*OBJECTIVE*:
Return the listing word for word, as given.
[START]
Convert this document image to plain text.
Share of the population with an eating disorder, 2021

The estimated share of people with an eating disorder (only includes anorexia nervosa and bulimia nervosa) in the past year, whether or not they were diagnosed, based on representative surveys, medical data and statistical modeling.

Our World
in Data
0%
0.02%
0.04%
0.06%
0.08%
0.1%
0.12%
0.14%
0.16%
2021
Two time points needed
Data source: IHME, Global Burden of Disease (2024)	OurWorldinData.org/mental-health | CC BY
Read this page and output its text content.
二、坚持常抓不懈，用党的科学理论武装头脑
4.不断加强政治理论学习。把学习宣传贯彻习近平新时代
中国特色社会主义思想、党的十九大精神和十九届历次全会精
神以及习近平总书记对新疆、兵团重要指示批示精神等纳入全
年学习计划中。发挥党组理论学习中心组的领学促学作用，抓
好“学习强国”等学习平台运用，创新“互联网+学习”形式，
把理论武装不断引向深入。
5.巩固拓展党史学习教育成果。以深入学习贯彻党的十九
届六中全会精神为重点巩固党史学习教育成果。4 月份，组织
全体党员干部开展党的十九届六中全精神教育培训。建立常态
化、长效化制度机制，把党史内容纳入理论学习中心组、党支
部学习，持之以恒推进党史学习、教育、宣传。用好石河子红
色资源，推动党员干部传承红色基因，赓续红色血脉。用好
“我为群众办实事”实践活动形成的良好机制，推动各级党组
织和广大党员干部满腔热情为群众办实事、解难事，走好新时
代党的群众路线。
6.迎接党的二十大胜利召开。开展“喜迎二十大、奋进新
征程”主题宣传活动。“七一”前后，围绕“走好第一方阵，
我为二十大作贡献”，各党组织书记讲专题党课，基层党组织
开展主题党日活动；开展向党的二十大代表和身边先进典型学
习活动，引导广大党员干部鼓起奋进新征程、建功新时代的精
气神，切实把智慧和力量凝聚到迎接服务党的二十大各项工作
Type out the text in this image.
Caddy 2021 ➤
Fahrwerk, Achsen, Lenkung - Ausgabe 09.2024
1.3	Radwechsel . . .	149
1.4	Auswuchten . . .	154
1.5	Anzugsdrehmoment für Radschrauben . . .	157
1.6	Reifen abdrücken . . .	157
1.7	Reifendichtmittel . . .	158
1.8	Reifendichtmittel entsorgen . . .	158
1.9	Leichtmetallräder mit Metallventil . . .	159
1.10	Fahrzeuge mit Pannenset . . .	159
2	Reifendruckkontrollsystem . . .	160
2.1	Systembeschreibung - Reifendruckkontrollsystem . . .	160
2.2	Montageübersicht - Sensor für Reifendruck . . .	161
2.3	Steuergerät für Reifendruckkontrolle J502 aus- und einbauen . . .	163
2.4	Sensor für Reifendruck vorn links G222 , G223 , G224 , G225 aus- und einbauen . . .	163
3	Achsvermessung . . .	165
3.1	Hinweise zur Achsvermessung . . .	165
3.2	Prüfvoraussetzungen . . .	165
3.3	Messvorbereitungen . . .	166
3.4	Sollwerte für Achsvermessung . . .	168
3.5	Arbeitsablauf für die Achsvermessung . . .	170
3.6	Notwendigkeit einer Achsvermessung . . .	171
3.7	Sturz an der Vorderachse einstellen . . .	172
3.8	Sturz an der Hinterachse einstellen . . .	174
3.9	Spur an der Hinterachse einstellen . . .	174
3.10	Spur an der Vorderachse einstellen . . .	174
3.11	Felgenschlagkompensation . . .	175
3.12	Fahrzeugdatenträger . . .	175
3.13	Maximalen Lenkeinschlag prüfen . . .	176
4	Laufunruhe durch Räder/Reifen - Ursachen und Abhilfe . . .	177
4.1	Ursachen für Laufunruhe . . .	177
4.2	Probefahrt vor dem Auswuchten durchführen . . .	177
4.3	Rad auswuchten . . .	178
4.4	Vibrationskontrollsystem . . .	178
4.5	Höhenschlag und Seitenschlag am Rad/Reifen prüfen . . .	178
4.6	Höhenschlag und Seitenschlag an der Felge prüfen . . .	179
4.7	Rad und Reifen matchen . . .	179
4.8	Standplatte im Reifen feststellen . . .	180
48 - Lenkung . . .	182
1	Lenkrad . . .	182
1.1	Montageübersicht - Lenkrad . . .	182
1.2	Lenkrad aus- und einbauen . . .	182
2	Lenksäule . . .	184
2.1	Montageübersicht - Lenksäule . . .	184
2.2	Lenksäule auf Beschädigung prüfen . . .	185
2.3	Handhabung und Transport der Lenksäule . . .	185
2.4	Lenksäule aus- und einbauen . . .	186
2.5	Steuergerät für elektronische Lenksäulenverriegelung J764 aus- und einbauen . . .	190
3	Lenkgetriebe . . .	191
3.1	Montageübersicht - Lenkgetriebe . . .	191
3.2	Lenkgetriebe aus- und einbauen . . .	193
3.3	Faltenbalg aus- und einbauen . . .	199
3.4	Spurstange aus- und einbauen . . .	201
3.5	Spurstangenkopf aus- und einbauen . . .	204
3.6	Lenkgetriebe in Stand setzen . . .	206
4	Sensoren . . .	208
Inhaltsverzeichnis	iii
[END]
*RIGHT ANSWER*:
Convert this document image to plain text.
Share of the population with an eating disorder, 2021

The estimated share of people with an eating disorder (only includes anorexia nervosa and bulimia nervosa) in the past year, whether or not they were diagnosed, based on representative surveys, medical data and statistical modeling.

Our World
in Data
0%
0.02%
0.04%
0.06%
0.08%
0.1%
0.12%
0.14%
0.16%
2021
Two time points needed
Data source: IHME, Global Burden of Disease (2024)	OurWorldinData.org/mental-health | CC BY
Read this page and output its text content.
二、坚持常抓不懈，用党的科学理论武装头脑
4.不断加强政治理论学习。把学习宣传贯彻习近平新时代
中国特色社会主义思想、党的十九大精神和十九届历次全会精
神以及习近平总书记对新疆、兵团重要指示批示精神等纳入全
年学习计划中。发挥党组理论学习中心组的领学促学作用，抓
好“学习强国”等学习平台运用，创新“互联网+学习”形式，
把理论武装不断引向深入。
5.巩固拓展党史学习教育成果。以深入学习贯彻党的十九
届六中全会精神为重点巩固党史学习教育成果。4 月份，组织
全体党员干部开展党的十九届六中全精神教育培训。建立常态
化、长效化制度机制，把党史内容纳入理论学习中心组、党支
部学习，持之以恒推进党史学习、教育、宣传。用好石河子红
色资源，推动党员干部传承红色基因，赓续红色血脉。用好
“我为群众办实事”实践活动形成的良好机制，推动各级党组
织和广大党员干部满腔热情为群众办实事、解难事，走好新时
代党的群众路线。
6.迎接党的二十大胜利召开。开展“喜迎二十大、奋进新
征程”主题宣传活动。“七一”前后，围绕“走好第一方阵，
我为二十大作贡献”，各党组织书记讲专题党课，基层党组织
开展主题党日活动；开展向党的二十大代表和身边先进典型学
习活动，引导广大党员干部鼓起奋进新征程、建功新时代的精
气神，切实把智慧和力量凝聚到迎接服务党的二十大各项工作
Type out the text in this image.
Caddy 2021 ➤
Fahrwerk, Achsen, Lenkung - Ausgabe 09.2024
1.3	Radwechsel . . .	149
1.4	Auswuchten . . .	154
1.5	Anzugsdrehmoment für Radschrauben . . .	157
1.6	Reifen abdrücken . . .	157
1.7	Reifendichtmittel . . .	158
1.8	Reifendichtmittel entsorgen . . .	158
1.9	Leichtmetallräder mit Metallventil . . .	159
1.10	Fahrzeuge mit Pannenset . . .	159
2	Reifendruckkontrollsystem . . .	160
2.1	Systembeschreibung - Reifendruckkontrollsystem . . .	160
2.2	Montageübersicht - Sensor für Reifendruck . . .	161
2.3	Steuergerät für Reifendruckkontrolle J502 aus- und einbauen . . .	163
2.4	Sensor für Reifendruck vorn links G222 , G223 , G224 , G225 aus- und einbauen . . .	163
3	Achsvermessung . . .	165
3.1	Hinweise zur Achsvermessung . . .	165
3.2	Prüfvoraussetzungen . . .	165
3.3	Messvorbereitungen . . .	166
3.4	Sollwerte für Achsvermessung . . .	168
3.5	Arbeitsablauf für die Achsvermessung . . .	170
3.6	Notwendigkeit einer Achsvermessung . . .	171
3.7	Sturz an der Vorderachse einstellen . . .	172
3.8	Sturz an der Hinterachse einstellen . . .	174
3.9	Spur an der Hinterachse einstellen . . .	174
3.10	Spur an der Vorderachse einstellen . . .	174
3.11	Felgenschlagkompensation . . .	175
3.12	Fahrzeugdatenträger . . .	175
3.13	Maximalen Lenkeinschlag prüfen . . .	176
4	Laufunruhe durch Räder/Reifen - Ursachen und Abhilfe . . .	177
4.1	Ursachen für Laufunruhe . . .	177
4.2	Probefahrt vor dem Auswuchten durchführen . . .	177
4.3	Rad auswuchten . . .	178
4.4	Vibrationskontrollsystem . . .	178
4.5	Höhenschlag und Seitenschlag am Rad/Reifen prüfen . . .	178
4.6	Höhenschlag und Seitenschlag an der Felge prüfen . . .	179
4.7	Rad und Reifen matchen . . .	179
4.8	Standplatte im Reifen feststellen . . .	180
48 - Lenkung . . .	182
1	Lenkrad . . .	182
1.1	Montageübersicht - Lenkrad . . .	182
1.2	Lenkrad aus- und einbauen . . .	182
2	Lenksäule . . .	184
2.1	Montageübersicht - Lenksäule . . .	184
2.2	Lenksäule auf Beschädigung prüfen . . .	185
2.3	Handhabung und Transport der Lenksäule . . .	185
2.4	Lenksäule aus- und einbauen . . .	186
2.5	Steuergerät für elektronische Lenksäulenverriegelung J764 aus- und einbauen . . .	190
3	Lenkgetriebe . . .	191
3.1	Montageübersicht - Lenkgetriebe . . .	191
3.2	Lenkgetriebe aus- und einbauen . . .	193
3.3	Faltenbalg aus- und einbauen . . .	199
3.4	Spurstange aus- und einbauen . . .	201
3.5	Spurstangenkopf aus- und einbauen . . .	204
3.6	Lenkgetriebe in Stand setzen . . .	206
4	Sensoren . . .	208
Inhaltsverzeichnis	iii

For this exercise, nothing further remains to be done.